Dataset rows about figures:
########

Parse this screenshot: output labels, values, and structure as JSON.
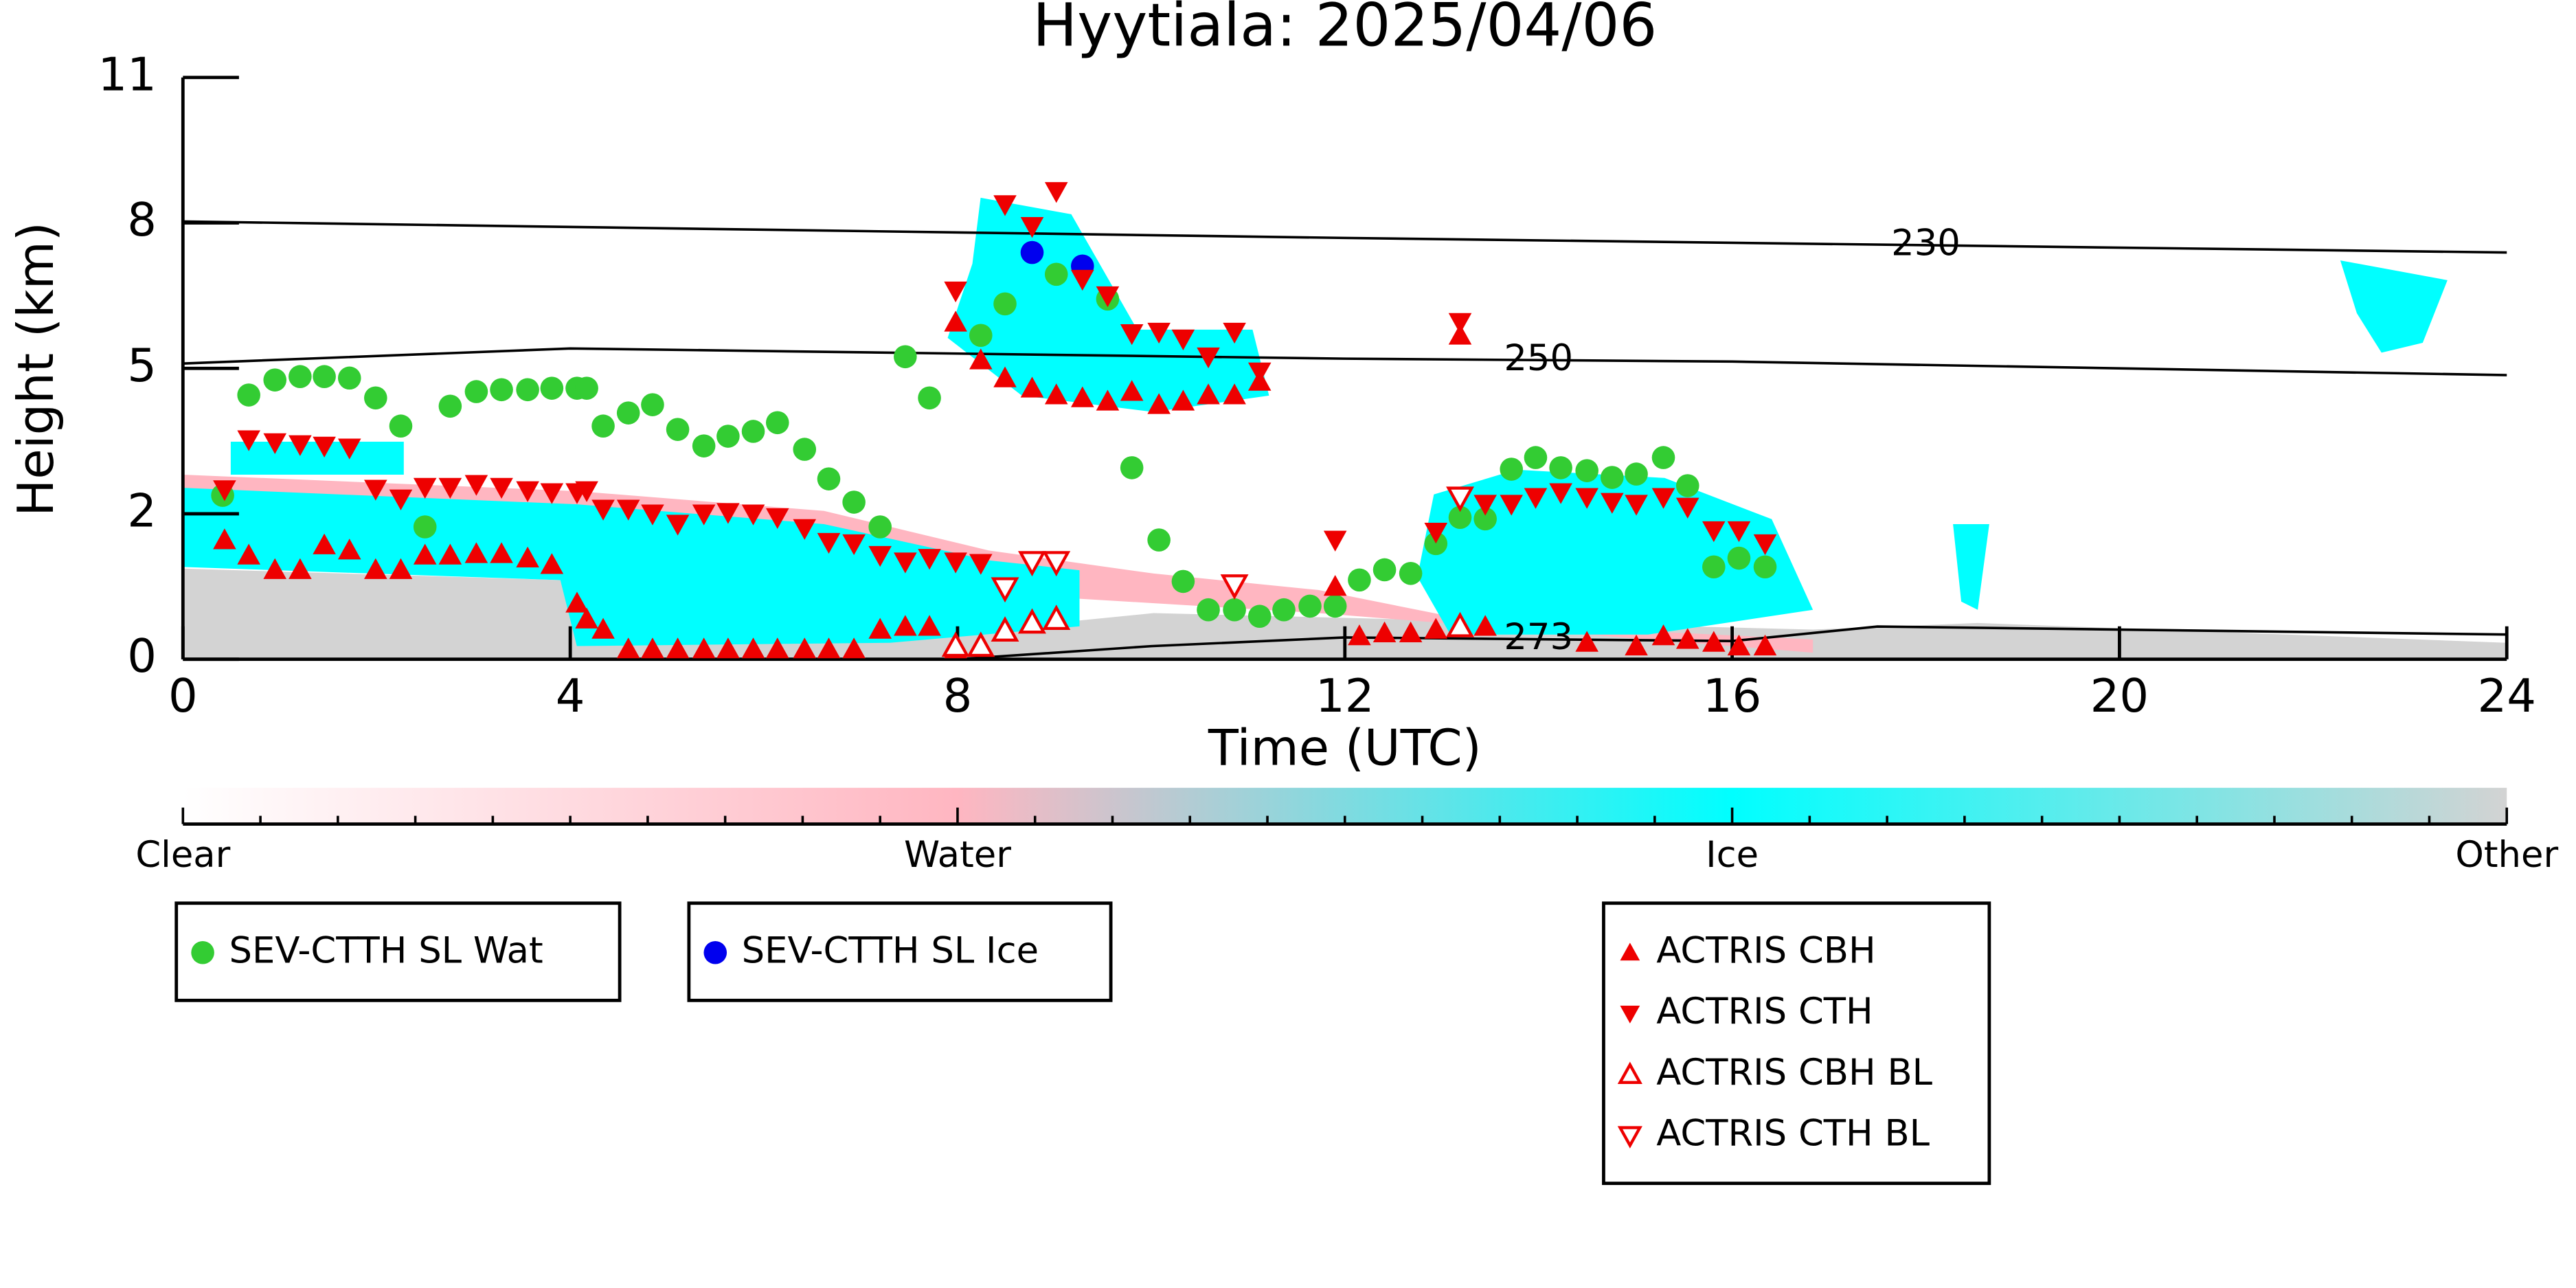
{
  "chart_data": {
    "type": "scatter",
    "title": "Hyytiala: 2025/04/06",
    "xlabel": "Time (UTC)",
    "ylabel": "Height (km)",
    "xlim": [
      0,
      24
    ],
    "xticks": [
      0,
      4,
      8,
      12,
      16,
      20,
      24
    ],
    "ylim": [
      0,
      11
    ],
    "yticks": [
      0,
      2,
      5,
      8,
      11
    ],
    "series": [
      {
        "name": "SEV-CTTH SL Wat",
        "color": "#33cc33",
        "marker": "circle",
        "x": [
          0.41,
          0.68,
          0.95,
          1.21,
          1.46,
          1.72,
          1.99,
          2.25,
          2.5,
          2.76,
          3.03,
          3.29,
          3.56,
          3.81,
          4.07,
          4.17,
          4.34,
          4.6,
          4.85,
          5.11,
          5.38,
          5.63,
          5.89,
          6.14,
          6.42,
          6.67,
          6.93,
          7.2,
          7.46,
          7.71,
          8.24,
          8.49,
          9.02,
          9.55,
          9.8,
          10.08,
          10.33,
          10.59,
          10.86,
          11.12,
          11.37,
          11.64,
          11.9,
          12.15,
          12.41,
          12.68,
          12.94,
          13.19,
          13.45,
          13.72,
          13.97,
          14.23,
          14.5,
          14.76,
          15.01,
          15.29,
          15.54,
          15.81,
          16.07,
          16.34
        ],
        "values": [
          2.38,
          4.45,
          4.76,
          4.83,
          4.83,
          4.8,
          4.39,
          3.81,
          1.82,
          4.22,
          4.52,
          4.56,
          4.56,
          4.59,
          4.59,
          4.59,
          3.81,
          4.08,
          4.25,
          3.74,
          3.4,
          3.6,
          3.7,
          3.88,
          3.33,
          2.72,
          2.24,
          1.82,
          5.24,
          4.39,
          5.68,
          6.33,
          6.94,
          6.43,
          2.95,
          1.64,
          1.07,
          0.68,
          0.68,
          0.59,
          0.68,
          0.73,
          0.73,
          1.09,
          1.23,
          1.18,
          1.59,
          1.95,
          1.93,
          2.92,
          3.16,
          2.95,
          2.89,
          2.75,
          2.82,
          3.16,
          2.58,
          1.27,
          1.39,
          1.27
        ]
      },
      {
        "name": "SEV-CTTH SL Ice",
        "color": "#0000ee",
        "marker": "circle",
        "x": [
          8.77,
          9.29
        ],
        "values": [
          7.39,
          7.11
        ]
      },
      {
        "name": "ACTRIS CBH",
        "color": "#ee0000",
        "marker": "up",
        "x": [
          0.43,
          0.68,
          0.95,
          1.21,
          1.46,
          1.72,
          1.99,
          2.25,
          2.5,
          2.76,
          3.03,
          3.29,
          3.56,
          3.81,
          4.07,
          4.17,
          4.34,
          4.6,
          4.85,
          5.11,
          5.38,
          5.63,
          5.89,
          6.14,
          6.42,
          6.67,
          6.93,
          7.2,
          7.46,
          7.71,
          7.98,
          7.98,
          8.24,
          8.49,
          8.77,
          9.02,
          9.29,
          9.55,
          9.8,
          10.08,
          10.33,
          10.59,
          10.86,
          11.12,
          11.9,
          12.15,
          12.41,
          12.68,
          12.94,
          13.19,
          13.45,
          14.5,
          15.01,
          15.29,
          15.54,
          15.81,
          16.07,
          16.34
        ],
        "values": [
          1.64,
          1.43,
          1.23,
          1.23,
          1.57,
          1.5,
          1.23,
          1.23,
          1.43,
          1.43,
          1.45,
          1.45,
          1.39,
          1.3,
          0.77,
          0.55,
          0.41,
          0.14,
          0.14,
          0.14,
          0.14,
          0.14,
          0.14,
          0.14,
          0.14,
          0.14,
          0.14,
          0.41,
          0.45,
          0.45,
          0.14,
          5.95,
          5.17,
          4.8,
          4.59,
          4.45,
          4.39,
          4.32,
          4.52,
          4.25,
          4.32,
          4.45,
          4.45,
          4.73,
          1.0,
          0.32,
          0.36,
          0.36,
          0.41,
          5.68,
          0.45,
          0.23,
          0.18,
          0.32,
          0.27,
          0.23,
          0.18,
          0.18
        ]
      },
      {
        "name": "ACTRIS CTH",
        "color": "#ee0000",
        "marker": "down",
        "x": [
          0.43,
          0.68,
          0.95,
          1.21,
          1.46,
          1.72,
          1.99,
          2.25,
          2.5,
          2.76,
          3.03,
          3.29,
          3.56,
          3.81,
          4.07,
          4.17,
          4.34,
          4.6,
          4.85,
          5.11,
          5.38,
          5.63,
          5.89,
          6.14,
          6.42,
          6.67,
          6.93,
          7.2,
          7.46,
          7.71,
          7.98,
          7.98,
          8.24,
          8.49,
          8.77,
          9.02,
          9.29,
          9.55,
          9.8,
          10.08,
          10.33,
          10.59,
          10.86,
          11.12,
          11.9,
          12.94,
          13.19,
          13.45,
          13.72,
          13.97,
          14.23,
          14.5,
          14.76,
          15.01,
          15.29,
          15.54,
          15.81,
          16.07,
          16.34
        ],
        "values": [
          2.5,
          3.53,
          3.47,
          3.43,
          3.4,
          3.36,
          2.51,
          2.31,
          2.55,
          2.55,
          2.61,
          2.55,
          2.48,
          2.44,
          2.44,
          2.48,
          2.1,
          2.1,
          2.0,
          1.86,
          2.0,
          2.03,
          2.0,
          1.95,
          1.8,
          1.61,
          1.59,
          1.43,
          1.34,
          1.39,
          1.34,
          6.6,
          1.32,
          8.38,
          7.93,
          8.65,
          6.84,
          6.5,
          5.72,
          5.75,
          5.61,
          5.24,
          5.75,
          4.93,
          1.64,
          1.75,
          5.95,
          2.2,
          2.2,
          2.34,
          2.44,
          2.34,
          2.24,
          2.2,
          2.34,
          2.14,
          1.77,
          1.77,
          1.59
        ]
      },
      {
        "name": "ACTRIS CBH BL",
        "color": "#ee0000",
        "marker": "up-open",
        "x": [
          7.98,
          8.24,
          8.49,
          8.77,
          9.02,
          13.19
        ],
        "values": [
          0.18,
          0.18,
          0.39,
          0.5,
          0.55,
          0.45
        ]
      },
      {
        "name": "ACTRIS CTH BL",
        "color": "#ee0000",
        "marker": "down-open",
        "x": [
          8.49,
          8.77,
          9.02,
          10.86,
          13.19
        ],
        "values": [
          0.98,
          1.34,
          1.34,
          1.02,
          2.34
        ]
      }
    ],
    "contours": [
      {
        "name": "230",
        "x": [
          0,
          12,
          24
        ],
        "values": [
          8.03,
          7.69,
          7.39
        ]
      },
      {
        "name": "250",
        "x": [
          0,
          4,
          12,
          16,
          24
        ],
        "values": [
          5.1,
          5.41,
          5.2,
          5.14,
          4.86
        ]
      },
      {
        "name": "273",
        "x": [
          8,
          10,
          12,
          16,
          17.5,
          24
        ],
        "values": [
          0,
          0.18,
          0.3,
          0.25,
          0.45,
          0.34
        ]
      }
    ],
    "colorbar": {
      "labels": [
        "Clear",
        "Water",
        "Ice",
        "Other"
      ],
      "colors": [
        "#ffffff",
        "#ffb6c1",
        "#00ffff",
        "#d3d3d3"
      ]
    }
  }
}
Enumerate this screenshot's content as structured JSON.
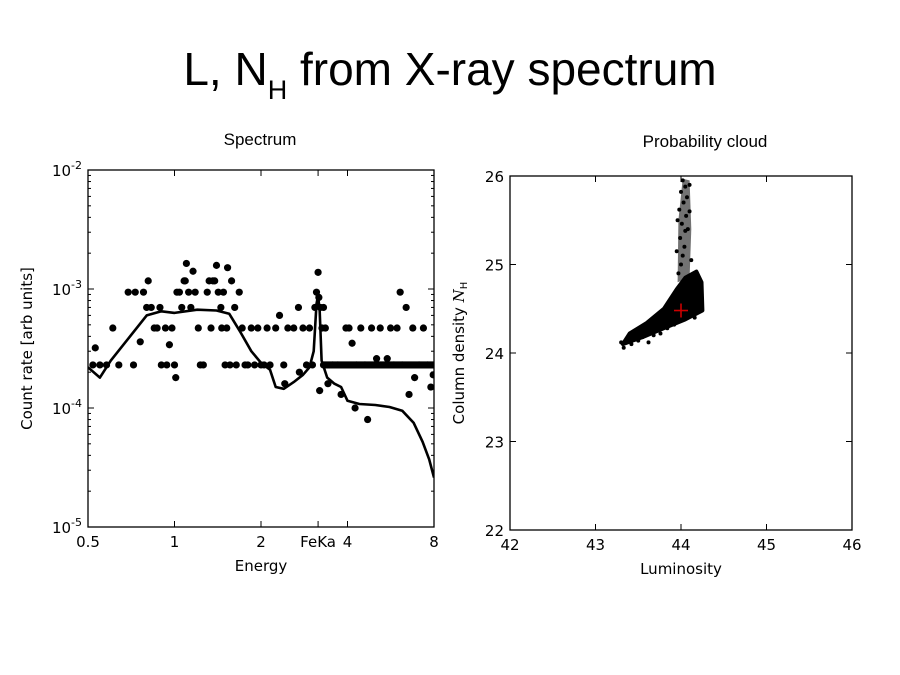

########

TASK OBJECTIVE:
All records must be output exactly as they are, except for the pictures, which are left out.

EXERCISE SOLUTION:
Parse this screenshot: output labels, values, and structure as JSON.
{
  "chart_data": {
    "type": "scatter",
    "title": "Hyytiala: 2025/04/06",
    "xlabel": "Time (UTC)",
    "ylabel": "Height (km)",
    "xlim": [
      0,
      24
    ],
    "xticks": [
      0,
      4,
      8,
      12,
      16,
      20,
      24
    ],
    "ylim": [
      0,
      11
    ],
    "yticks": [
      0,
      2,
      5,
      8,
      11
    ],
    "series": [
      {
        "name": "SEV-CTTH SL Wat",
        "color": "#33cc33",
        "marker": "circle",
        "x": [
          0.41,
          0.68,
          0.95,
          1.21,
          1.46,
          1.72,
          1.99,
          2.25,
          2.5,
          2.76,
          3.03,
          3.29,
          3.56,
          3.81,
          4.07,
          4.17,
          4.34,
          4.6,
          4.85,
          5.11,
          5.38,
          5.63,
          5.89,
          6.14,
          6.42,
          6.67,
          6.93,
          7.2,
          7.46,
          7.71,
          8.24,
          8.49,
          9.02,
          9.55,
          9.8,
          10.08,
          10.33,
          10.59,
          10.86,
          11.12,
          11.37,
          11.64,
          11.9,
          12.15,
          12.41,
          12.68,
          12.94,
          13.19,
          13.45,
          13.72,
          13.97,
          14.23,
          14.5,
          14.76,
          15.01,
          15.29,
          15.54,
          15.81,
          16.07,
          16.34
        ],
        "values": [
          2.38,
          4.45,
          4.76,
          4.83,
          4.83,
          4.8,
          4.39,
          3.81,
          1.82,
          4.22,
          4.52,
          4.56,
          4.56,
          4.59,
          4.59,
          4.59,
          3.81,
          4.08,
          4.25,
          3.74,
          3.4,
          3.6,
          3.7,
          3.88,
          3.33,
          2.72,
          2.24,
          1.82,
          5.24,
          4.39,
          5.68,
          6.33,
          6.94,
          6.43,
          2.95,
          1.64,
          1.07,
          0.68,
          0.68,
          0.59,
          0.68,
          0.73,
          0.73,
          1.09,
          1.23,
          1.18,
          1.59,
          1.95,
          1.93,
          2.92,
          3.16,
          2.95,
          2.89,
          2.75,
          2.82,
          3.16,
          2.58,
          1.27,
          1.39,
          1.27
        ]
      },
      {
        "name": "SEV-CTTH SL Ice",
        "color": "#0000ee",
        "marker": "circle",
        "x": [
          8.77,
          9.29
        ],
        "values": [
          7.39,
          7.11
        ]
      },
      {
        "name": "ACTRIS CBH",
        "color": "#ee0000",
        "marker": "up",
        "x": [
          0.43,
          0.68,
          0.95,
          1.21,
          1.46,
          1.72,
          1.99,
          2.25,
          2.5,
          2.76,
          3.03,
          3.29,
          3.56,
          3.81,
          4.07,
          4.17,
          4.34,
          4.6,
          4.85,
          5.11,
          5.38,
          5.63,
          5.89,
          6.14,
          6.42,
          6.67,
          6.93,
          7.2,
          7.46,
          7.71,
          7.98,
          7.98,
          8.24,
          8.49,
          8.77,
          9.02,
          9.29,
          9.55,
          9.8,
          10.08,
          10.33,
          10.59,
          10.86,
          11.12,
          11.9,
          12.15,
          12.41,
          12.68,
          12.94,
          13.19,
          13.45,
          14.5,
          15.01,
          15.29,
          15.54,
          15.81,
          16.07,
          16.34
        ],
        "values": [
          1.64,
          1.43,
          1.23,
          1.23,
          1.57,
          1.5,
          1.23,
          1.23,
          1.43,
          1.43,
          1.45,
          1.45,
          1.39,
          1.3,
          0.77,
          0.55,
          0.41,
          0.14,
          0.14,
          0.14,
          0.14,
          0.14,
          0.14,
          0.14,
          0.14,
          0.14,
          0.14,
          0.41,
          0.45,
          0.45,
          0.14,
          5.95,
          5.17,
          4.8,
          4.59,
          4.45,
          4.39,
          4.32,
          4.52,
          4.25,
          4.32,
          4.45,
          4.45,
          4.73,
          1.0,
          0.32,
          0.36,
          0.36,
          0.41,
          5.68,
          0.45,
          0.23,
          0.18,
          0.32,
          0.27,
          0.23,
          0.18,
          0.18
        ]
      },
      {
        "name": "ACTRIS CTH",
        "color": "#ee0000",
        "marker": "down",
        "x": [
          0.43,
          0.68,
          0.95,
          1.21,
          1.46,
          1.72,
          1.99,
          2.25,
          2.5,
          2.76,
          3.03,
          3.29,
          3.56,
          3.81,
          4.07,
          4.17,
          4.34,
          4.6,
          4.85,
          5.11,
          5.38,
          5.63,
          5.89,
          6.14,
          6.42,
          6.67,
          6.93,
          7.2,
          7.46,
          7.71,
          7.98,
          7.98,
          8.24,
          8.49,
          8.77,
          9.02,
          9.29,
          9.55,
          9.8,
          10.08,
          10.33,
          10.59,
          10.86,
          11.12,
          11.9,
          12.94,
          13.19,
          13.45,
          13.72,
          13.97,
          14.23,
          14.5,
          14.76,
          15.01,
          15.29,
          15.54,
          15.81,
          16.07,
          16.34
        ],
        "values": [
          2.5,
          3.53,
          3.47,
          3.43,
          3.4,
          3.36,
          2.51,
          2.31,
          2.55,
          2.55,
          2.61,
          2.55,
          2.48,
          2.44,
          2.44,
          2.48,
          2.1,
          2.1,
          2.0,
          1.86,
          2.0,
          2.03,
          2.0,
          1.95,
          1.8,
          1.61,
          1.59,
          1.43,
          1.34,
          1.39,
          1.34,
          6.6,
          1.32,
          8.38,
          7.93,
          8.65,
          6.84,
          6.5,
          5.72,
          5.75,
          5.61,
          5.24,
          5.75,
          4.93,
          1.64,
          1.75,
          5.95,
          2.2,
          2.2,
          2.34,
          2.44,
          2.34,
          2.24,
          2.2,
          2.34,
          2.14,
          1.77,
          1.77,
          1.59
        ]
      },
      {
        "name": "ACTRIS CBH BL",
        "color": "#ee0000",
        "marker": "up-open",
        "x": [
          7.98,
          8.24,
          8.49,
          8.77,
          9.02,
          13.19
        ],
        "values": [
          0.18,
          0.18,
          0.39,
          0.5,
          0.55,
          0.45
        ]
      },
      {
        "name": "ACTRIS CTH BL",
        "color": "#ee0000",
        "marker": "down-open",
        "x": [
          8.49,
          8.77,
          9.02,
          10.86,
          13.19
        ],
        "values": [
          0.98,
          1.34,
          1.34,
          1.02,
          2.34
        ]
      }
    ],
    "contours": [
      {
        "name": "230",
        "x": [
          0,
          12,
          24
        ],
        "values": [
          8.03,
          7.69,
          7.39
        ]
      },
      {
        "name": "250",
        "x": [
          0,
          4,
          12,
          16,
          24
        ],
        "values": [
          5.1,
          5.41,
          5.2,
          5.14,
          4.86
        ]
      },
      {
        "name": "273",
        "x": [
          8,
          10,
          12,
          16,
          17.5,
          24
        ],
        "values": [
          0,
          0.18,
          0.3,
          0.25,
          0.45,
          0.34
        ]
      }
    ],
    "colorbar": {
      "labels": [
        "Clear",
        "Water",
        "Ice",
        "Other"
      ],
      "colors": [
        "#ffffff",
        "#ffb6c1",
        "#00ffff",
        "#d3d3d3"
      ]
    }
  }
}
Enumerate this screenshot's content as structured JSON.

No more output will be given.